> Exercise goal
List each line of the data that holds the string "mass".
══ Information provided ══
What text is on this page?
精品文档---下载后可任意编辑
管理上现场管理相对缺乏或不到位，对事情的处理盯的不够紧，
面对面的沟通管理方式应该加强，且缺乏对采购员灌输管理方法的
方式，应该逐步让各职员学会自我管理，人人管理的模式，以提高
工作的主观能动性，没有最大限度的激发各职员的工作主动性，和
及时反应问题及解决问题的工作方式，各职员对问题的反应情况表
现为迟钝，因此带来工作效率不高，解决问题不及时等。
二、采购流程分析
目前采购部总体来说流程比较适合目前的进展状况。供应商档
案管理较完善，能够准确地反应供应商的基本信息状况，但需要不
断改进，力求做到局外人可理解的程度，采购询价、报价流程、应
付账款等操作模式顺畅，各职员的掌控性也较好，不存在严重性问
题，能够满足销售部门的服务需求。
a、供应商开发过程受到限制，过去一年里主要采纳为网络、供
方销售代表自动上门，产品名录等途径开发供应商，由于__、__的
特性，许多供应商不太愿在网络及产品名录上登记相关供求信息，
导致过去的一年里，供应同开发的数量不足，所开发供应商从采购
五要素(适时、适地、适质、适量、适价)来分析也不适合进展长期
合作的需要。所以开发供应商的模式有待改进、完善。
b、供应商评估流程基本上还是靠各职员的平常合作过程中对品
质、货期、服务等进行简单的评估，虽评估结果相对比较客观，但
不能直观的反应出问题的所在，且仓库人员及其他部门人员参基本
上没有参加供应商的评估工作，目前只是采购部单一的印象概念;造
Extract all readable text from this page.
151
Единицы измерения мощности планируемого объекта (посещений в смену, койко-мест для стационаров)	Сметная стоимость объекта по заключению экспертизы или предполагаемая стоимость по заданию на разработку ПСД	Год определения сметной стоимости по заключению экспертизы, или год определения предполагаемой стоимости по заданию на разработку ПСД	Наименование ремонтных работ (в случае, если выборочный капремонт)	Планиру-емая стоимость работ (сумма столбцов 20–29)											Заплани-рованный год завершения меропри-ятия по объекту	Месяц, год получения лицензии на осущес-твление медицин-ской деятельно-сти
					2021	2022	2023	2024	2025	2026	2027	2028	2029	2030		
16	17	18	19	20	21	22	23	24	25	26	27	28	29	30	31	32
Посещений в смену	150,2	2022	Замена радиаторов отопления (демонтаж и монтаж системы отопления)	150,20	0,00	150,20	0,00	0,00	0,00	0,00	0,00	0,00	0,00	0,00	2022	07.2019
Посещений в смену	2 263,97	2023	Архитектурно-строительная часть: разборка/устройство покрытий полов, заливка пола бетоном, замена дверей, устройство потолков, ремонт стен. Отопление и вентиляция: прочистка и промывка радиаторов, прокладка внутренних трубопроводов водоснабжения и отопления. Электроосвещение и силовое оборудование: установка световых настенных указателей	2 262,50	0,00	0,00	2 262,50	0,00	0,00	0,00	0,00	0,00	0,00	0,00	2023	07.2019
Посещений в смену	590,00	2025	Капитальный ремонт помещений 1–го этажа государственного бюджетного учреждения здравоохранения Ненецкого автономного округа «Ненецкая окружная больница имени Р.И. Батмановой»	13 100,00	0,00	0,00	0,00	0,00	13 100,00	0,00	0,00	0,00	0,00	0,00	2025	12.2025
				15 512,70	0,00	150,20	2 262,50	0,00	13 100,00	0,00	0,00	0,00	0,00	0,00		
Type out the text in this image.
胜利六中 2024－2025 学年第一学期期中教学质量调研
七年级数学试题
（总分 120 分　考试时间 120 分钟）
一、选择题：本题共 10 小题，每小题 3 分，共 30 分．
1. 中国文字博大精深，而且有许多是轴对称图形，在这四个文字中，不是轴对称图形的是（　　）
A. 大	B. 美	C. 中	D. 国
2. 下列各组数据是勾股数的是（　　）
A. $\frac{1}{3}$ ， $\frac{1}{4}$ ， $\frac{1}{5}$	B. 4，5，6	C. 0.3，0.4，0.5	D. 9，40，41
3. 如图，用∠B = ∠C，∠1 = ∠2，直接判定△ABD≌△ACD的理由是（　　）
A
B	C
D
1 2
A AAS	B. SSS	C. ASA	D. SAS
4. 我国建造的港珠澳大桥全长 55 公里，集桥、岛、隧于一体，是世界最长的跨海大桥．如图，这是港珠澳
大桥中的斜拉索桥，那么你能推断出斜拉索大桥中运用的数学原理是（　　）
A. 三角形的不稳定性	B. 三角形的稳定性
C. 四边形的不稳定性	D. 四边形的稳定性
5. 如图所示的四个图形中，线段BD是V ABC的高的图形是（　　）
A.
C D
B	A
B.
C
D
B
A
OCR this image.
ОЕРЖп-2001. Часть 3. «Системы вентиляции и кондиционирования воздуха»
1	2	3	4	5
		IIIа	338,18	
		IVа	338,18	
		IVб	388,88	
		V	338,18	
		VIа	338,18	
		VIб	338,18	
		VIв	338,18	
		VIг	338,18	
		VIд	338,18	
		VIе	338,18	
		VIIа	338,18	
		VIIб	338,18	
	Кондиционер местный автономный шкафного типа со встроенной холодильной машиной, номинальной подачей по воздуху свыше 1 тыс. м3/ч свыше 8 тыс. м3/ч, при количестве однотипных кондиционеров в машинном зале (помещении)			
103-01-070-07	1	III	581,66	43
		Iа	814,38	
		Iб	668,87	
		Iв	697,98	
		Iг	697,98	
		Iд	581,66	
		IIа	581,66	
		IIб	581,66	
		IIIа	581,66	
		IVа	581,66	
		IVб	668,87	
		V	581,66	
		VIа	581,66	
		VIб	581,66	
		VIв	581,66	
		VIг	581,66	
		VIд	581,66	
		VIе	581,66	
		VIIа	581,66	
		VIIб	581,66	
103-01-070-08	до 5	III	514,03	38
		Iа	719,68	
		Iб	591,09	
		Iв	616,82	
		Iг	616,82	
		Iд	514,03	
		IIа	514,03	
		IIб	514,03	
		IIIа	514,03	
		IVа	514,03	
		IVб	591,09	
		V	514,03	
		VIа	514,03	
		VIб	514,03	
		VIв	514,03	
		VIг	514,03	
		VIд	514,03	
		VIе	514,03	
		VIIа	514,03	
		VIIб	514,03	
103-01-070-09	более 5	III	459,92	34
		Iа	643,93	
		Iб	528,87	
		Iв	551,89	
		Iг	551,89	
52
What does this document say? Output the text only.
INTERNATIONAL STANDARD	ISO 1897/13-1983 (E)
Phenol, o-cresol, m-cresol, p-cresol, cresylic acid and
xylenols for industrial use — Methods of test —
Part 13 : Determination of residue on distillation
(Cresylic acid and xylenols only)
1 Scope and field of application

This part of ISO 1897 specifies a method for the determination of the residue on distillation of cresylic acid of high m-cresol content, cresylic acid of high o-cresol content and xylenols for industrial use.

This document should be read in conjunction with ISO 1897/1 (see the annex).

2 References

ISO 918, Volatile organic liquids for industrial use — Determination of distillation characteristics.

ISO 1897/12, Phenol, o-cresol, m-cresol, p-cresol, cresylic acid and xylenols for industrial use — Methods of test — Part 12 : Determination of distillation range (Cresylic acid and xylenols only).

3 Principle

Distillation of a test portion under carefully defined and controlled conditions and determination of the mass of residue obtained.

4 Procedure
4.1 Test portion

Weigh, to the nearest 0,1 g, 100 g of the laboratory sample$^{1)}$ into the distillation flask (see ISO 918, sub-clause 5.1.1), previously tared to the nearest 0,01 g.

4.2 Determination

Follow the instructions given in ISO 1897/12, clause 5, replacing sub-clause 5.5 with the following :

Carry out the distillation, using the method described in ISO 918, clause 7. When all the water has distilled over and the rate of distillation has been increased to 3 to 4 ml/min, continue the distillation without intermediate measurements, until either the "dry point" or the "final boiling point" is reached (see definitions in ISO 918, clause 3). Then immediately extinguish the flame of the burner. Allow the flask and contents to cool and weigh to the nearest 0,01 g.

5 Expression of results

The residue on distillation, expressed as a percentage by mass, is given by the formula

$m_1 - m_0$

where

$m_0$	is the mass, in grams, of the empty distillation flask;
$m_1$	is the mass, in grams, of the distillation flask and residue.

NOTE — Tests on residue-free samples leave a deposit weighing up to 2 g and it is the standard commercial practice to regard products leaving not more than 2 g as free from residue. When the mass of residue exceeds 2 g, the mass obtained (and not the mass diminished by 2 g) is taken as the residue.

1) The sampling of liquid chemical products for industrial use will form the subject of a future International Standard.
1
═══
> Output
Distillation of a test portion under carefully defined and controlled conditions and determination of the mass of residue obtained.
The residue on distillation, expressed as a percentage by mass, is given by the formula
$m_0$	is the mass, in grams, of the empty distillation flask;
$m_1$	is the mass, in grams, of the distillation flask and residue.
NOTE — Tests on residue-free samples leave a deposit weighing up to 2 g and it is the standard commercial practice to regard products leaving not more than 2 g as free from residue. When the mass of residue exceeds 2 g, the mass obtained (and not the mass diminished by 2 g) is taken as the residue.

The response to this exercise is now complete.